→ **DIRECTIVE**
Copy the stretch from the start of the records through the line containing "footer-title-part2: ngôn ngữ", swapping "bullet-lead" for "bullet-heading" and leaving everything else unchanged.

→ **MATERIAL FOR THIS EXERCISE**
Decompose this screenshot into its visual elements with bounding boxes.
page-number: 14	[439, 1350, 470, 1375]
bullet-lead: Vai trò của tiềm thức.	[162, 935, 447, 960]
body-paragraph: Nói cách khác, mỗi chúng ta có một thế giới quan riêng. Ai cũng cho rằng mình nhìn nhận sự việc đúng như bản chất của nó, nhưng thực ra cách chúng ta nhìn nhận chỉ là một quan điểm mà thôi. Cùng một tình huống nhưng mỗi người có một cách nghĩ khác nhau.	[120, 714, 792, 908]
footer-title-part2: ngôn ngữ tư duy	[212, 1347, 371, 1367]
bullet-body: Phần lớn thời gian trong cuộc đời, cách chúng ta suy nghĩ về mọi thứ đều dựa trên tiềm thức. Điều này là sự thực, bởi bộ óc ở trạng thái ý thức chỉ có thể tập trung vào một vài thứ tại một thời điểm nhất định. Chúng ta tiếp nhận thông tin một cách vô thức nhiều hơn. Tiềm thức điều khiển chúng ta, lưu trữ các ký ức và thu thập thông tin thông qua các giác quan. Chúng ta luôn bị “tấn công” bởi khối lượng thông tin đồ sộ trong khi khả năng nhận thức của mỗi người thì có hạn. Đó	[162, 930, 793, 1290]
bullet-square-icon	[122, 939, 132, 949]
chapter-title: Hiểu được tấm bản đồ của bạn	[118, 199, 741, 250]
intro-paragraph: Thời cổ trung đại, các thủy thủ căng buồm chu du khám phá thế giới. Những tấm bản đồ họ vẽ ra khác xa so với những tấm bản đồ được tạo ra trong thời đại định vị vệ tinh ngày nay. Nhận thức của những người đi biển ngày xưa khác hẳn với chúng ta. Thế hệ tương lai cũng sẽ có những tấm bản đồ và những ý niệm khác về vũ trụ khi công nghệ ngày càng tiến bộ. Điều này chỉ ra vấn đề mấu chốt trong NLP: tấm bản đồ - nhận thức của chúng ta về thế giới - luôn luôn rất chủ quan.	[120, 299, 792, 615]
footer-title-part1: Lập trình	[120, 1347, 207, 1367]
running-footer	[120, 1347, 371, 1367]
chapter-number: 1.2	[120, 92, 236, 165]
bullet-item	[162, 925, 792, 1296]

→ **WRITTEN RESPONSE**
Decompose this screenshot into its visual elements with bounding boxes.
page-number: 14	[439, 1350, 470, 1375]
bullet-heading: Vai trò của tiềm thức.	[162, 935, 447, 960]
body-paragraph: Nói cách khác, mỗi chúng ta có một thế giới quan riêng. Ai cũng cho rằng mình nhìn nhận sự việc đúng như bản chất của nó, nhưng thực ra cách chúng ta nhìn nhận chỉ là một quan điểm mà thôi. Cùng một tình huống nhưng mỗi người có một cách nghĩ khác nhau.	[120, 714, 792, 908]
footer-title-part2: ngôn ngữ tư duy	[212, 1347, 371, 1367]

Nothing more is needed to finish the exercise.